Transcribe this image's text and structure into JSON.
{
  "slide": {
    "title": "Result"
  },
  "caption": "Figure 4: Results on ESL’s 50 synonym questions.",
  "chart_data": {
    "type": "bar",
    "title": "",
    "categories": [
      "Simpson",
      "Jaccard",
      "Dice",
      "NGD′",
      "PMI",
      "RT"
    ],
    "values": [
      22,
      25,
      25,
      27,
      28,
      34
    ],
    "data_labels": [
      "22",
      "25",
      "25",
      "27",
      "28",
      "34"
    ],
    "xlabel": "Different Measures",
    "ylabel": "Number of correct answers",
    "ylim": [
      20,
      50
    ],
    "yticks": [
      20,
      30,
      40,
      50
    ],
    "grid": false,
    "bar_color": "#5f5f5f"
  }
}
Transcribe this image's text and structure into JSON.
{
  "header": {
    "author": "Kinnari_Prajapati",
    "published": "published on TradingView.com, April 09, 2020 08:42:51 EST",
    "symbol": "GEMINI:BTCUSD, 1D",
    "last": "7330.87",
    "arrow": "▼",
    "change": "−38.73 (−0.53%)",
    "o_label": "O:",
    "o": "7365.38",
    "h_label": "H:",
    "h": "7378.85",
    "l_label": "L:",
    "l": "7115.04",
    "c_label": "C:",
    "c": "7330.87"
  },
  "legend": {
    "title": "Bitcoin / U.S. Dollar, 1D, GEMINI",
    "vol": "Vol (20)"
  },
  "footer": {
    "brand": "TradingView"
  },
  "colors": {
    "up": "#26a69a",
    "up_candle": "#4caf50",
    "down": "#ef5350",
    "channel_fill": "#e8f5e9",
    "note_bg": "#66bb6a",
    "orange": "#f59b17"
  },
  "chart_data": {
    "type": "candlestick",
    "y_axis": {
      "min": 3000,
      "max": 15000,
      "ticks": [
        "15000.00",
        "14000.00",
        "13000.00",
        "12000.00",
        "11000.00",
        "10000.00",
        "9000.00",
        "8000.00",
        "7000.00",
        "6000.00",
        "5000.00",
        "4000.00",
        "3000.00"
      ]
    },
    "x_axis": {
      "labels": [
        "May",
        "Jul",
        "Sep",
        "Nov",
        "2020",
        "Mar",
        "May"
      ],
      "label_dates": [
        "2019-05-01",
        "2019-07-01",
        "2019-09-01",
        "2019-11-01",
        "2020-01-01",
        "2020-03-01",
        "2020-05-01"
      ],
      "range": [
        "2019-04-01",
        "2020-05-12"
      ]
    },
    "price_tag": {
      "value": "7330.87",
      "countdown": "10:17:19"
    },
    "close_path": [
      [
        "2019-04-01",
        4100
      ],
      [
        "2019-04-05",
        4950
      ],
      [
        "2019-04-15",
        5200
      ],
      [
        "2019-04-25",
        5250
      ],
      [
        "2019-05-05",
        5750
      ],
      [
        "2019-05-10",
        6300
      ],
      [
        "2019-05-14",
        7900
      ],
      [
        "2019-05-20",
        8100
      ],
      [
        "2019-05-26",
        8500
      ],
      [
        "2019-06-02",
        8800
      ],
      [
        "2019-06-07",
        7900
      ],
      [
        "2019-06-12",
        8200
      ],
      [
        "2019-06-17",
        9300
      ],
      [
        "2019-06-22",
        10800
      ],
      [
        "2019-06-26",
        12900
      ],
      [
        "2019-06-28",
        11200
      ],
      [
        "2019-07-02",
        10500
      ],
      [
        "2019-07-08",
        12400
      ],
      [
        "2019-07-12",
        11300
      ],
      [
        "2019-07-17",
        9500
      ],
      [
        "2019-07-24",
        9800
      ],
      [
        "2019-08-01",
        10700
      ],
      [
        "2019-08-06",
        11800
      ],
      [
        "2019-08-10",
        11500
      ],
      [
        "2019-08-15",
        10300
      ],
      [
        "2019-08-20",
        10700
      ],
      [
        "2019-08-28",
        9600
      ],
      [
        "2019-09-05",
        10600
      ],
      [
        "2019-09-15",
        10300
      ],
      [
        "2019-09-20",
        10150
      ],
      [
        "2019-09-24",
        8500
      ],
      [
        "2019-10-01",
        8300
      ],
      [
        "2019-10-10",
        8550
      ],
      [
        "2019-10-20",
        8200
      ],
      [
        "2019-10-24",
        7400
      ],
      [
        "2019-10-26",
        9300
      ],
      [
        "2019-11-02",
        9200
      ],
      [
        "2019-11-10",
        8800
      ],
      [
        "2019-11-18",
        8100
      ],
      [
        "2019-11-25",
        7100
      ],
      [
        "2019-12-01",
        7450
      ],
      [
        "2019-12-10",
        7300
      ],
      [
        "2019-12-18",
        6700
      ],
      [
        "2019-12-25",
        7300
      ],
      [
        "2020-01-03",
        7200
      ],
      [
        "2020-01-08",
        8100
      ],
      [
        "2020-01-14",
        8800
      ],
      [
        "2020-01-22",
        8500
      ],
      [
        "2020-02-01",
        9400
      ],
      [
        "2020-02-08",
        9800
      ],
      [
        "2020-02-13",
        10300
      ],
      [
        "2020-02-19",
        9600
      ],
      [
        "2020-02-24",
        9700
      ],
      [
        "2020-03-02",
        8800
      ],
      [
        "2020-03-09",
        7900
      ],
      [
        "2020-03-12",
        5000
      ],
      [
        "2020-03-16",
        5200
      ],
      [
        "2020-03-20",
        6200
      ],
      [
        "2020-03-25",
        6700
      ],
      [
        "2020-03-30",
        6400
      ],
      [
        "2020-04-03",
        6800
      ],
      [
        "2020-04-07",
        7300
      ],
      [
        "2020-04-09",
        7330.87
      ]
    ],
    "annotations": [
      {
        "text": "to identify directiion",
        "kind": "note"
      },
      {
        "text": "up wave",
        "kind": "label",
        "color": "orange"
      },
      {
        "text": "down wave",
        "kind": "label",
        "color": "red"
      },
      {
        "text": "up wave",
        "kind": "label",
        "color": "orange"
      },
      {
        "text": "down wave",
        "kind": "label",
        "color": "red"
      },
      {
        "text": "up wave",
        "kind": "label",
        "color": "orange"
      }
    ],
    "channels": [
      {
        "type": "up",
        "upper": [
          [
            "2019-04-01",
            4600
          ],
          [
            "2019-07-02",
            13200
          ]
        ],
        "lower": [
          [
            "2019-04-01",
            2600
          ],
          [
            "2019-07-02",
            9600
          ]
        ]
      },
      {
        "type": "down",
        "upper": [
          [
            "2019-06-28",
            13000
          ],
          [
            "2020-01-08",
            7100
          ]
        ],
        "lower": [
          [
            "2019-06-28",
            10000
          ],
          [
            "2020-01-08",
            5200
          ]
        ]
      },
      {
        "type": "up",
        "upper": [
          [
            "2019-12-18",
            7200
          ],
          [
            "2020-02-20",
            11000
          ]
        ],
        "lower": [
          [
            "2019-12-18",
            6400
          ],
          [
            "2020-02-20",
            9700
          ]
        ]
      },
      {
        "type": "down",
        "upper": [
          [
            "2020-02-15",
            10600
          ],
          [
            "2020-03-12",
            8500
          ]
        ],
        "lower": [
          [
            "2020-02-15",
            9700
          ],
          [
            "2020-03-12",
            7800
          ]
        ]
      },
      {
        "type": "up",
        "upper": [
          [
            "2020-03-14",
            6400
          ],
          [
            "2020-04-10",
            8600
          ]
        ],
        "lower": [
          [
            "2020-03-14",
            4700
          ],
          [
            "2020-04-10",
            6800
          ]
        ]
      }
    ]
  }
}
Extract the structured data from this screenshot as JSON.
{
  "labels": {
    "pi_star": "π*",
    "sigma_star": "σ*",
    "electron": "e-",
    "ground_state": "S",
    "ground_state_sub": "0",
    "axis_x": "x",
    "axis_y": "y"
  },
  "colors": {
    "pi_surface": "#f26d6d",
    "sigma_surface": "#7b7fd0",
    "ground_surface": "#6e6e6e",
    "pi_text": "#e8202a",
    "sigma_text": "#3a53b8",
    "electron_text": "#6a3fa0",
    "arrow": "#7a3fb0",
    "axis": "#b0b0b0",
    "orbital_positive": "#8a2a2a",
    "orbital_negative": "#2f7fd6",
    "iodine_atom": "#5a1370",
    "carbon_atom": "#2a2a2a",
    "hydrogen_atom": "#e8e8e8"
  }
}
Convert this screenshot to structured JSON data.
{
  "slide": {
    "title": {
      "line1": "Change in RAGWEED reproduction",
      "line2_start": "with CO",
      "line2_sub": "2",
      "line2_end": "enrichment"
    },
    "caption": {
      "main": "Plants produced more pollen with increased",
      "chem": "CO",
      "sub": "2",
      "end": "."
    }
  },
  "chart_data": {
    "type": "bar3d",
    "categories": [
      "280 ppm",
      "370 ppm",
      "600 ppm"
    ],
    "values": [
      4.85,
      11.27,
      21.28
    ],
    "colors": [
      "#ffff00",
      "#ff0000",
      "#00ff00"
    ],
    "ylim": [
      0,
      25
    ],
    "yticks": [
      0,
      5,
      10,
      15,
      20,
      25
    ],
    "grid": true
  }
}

........

Request: Copy each line above that contains the word "caption".

Worked solution:
  "caption": "Figure 4: Results on ESL’s 50 synonym questions.",
    "caption": {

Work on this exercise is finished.